Problem statement: Will you transcribe the entries that follow, exactly and in full?
[START Records for the task]
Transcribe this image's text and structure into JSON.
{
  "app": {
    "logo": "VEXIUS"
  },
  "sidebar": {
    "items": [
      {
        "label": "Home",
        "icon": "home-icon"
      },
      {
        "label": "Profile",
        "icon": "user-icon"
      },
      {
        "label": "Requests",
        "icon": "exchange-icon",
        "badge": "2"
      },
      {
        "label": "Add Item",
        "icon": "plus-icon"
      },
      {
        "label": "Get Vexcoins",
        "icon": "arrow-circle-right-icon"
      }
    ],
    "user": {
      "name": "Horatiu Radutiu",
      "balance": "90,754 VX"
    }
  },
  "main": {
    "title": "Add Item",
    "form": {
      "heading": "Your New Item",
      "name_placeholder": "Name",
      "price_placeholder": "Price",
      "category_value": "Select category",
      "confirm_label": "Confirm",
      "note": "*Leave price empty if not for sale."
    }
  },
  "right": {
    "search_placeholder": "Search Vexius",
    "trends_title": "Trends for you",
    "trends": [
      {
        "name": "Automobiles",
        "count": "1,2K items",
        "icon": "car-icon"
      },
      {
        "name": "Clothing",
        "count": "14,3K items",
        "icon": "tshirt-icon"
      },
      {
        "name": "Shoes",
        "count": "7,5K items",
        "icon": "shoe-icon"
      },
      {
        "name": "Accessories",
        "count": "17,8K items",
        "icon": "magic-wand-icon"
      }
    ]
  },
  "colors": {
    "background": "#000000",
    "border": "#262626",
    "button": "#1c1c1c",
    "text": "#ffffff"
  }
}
[END Records for the task]
Answer to the task:
Transcribe this image's text and structure into JSON.
{
  "app": {
    "logo": "VEXIUS"
  },
  "sidebar": {
    "items": [
      {
        "label": "Home",
        "icon": "home-icon"
      },
      {
        "label": "Profile",
        "icon": "user-icon"
      },
      {
        "label": "Requests",
        "icon": "exchange-icon",
        "badge": "2"
      },
      {
        "label": "Add Item",
        "icon": "plus-icon"
      },
      {
        "label": "Get Vexcoins",
        "icon": "arrow-circle-right-icon"
      }
    ],
    "user": {
      "name": "Horatiu Radutiu",
      "balance": "90,754 VX"
    }
  },
  "main": {
    "title": "Add Item",
    "form": {
      "heading": "Your New Item",
      "name_placeholder": "Name",
      "price_placeholder": "Price",
      "category_value": "Select category",
      "confirm_label": "Confirm",
      "note": "*Leave price empty if not for sale."
    }
  },
  "right": {
    "search_placeholder": "Search Vexius",
    "trends_title": "Trends for you",
    "trends": [
      {
        "name": "Automobiles",
        "count": "1,2K items",
        "icon": "car-icon"
      },
      {
        "name": "Clothing",
        "count": "14,3K items",
        "icon": "tshirt-icon"
      },
      {
        "name": "Shoes",
        "count": "7,5K items",
        "icon": "shoe-icon"
      },
      {
        "name": "Accessories",
        "count": "17,8K items",
        "icon": "magic-wand-icon"
      }
    ]
  },
  "colors": {
    "background": "#000000",
    "border": "#262626",
    "button": "#1c1c1c",
    "text": "#ffffff"
  }
}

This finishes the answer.